:: SUPPLIED RECORDS ::
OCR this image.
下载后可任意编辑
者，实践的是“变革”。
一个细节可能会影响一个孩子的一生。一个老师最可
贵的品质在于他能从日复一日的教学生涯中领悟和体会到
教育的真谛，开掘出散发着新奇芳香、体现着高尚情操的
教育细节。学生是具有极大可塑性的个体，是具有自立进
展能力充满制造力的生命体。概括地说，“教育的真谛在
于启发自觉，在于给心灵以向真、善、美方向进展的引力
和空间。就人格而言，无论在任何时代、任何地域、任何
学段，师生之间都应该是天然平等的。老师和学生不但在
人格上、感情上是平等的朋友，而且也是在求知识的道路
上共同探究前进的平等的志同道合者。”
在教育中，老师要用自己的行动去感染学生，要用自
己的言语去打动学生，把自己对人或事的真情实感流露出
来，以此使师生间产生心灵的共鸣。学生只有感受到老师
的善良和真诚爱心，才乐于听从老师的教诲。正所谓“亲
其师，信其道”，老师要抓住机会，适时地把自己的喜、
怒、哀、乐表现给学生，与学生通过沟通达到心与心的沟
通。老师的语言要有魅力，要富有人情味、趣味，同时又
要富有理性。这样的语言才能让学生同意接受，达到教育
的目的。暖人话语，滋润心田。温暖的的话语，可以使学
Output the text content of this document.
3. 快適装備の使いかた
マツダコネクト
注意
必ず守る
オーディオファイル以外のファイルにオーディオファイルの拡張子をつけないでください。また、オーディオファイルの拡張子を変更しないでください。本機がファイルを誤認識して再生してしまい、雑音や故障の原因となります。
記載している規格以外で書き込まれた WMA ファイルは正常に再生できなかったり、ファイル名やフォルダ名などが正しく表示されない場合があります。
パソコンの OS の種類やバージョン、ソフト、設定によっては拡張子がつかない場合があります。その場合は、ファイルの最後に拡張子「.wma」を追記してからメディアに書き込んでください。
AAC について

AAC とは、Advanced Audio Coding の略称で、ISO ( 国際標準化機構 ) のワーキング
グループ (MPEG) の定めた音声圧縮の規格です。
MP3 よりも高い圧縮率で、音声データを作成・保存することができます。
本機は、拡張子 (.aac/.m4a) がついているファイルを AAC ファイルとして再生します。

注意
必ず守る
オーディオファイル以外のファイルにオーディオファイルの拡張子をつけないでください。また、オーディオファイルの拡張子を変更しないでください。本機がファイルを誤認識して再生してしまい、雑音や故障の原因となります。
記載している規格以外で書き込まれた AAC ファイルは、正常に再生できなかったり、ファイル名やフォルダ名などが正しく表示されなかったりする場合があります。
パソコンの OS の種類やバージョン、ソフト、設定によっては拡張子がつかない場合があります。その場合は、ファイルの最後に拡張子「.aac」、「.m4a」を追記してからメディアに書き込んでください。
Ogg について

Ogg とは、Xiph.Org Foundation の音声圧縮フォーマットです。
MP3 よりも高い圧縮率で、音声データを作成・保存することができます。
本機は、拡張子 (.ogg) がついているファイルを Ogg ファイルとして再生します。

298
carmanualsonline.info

:: REQUIRED WORK ::
Show all lines above holding "this".

:: COMPLETED EXERCISE ::
OCR this image.
Output the text content of this document.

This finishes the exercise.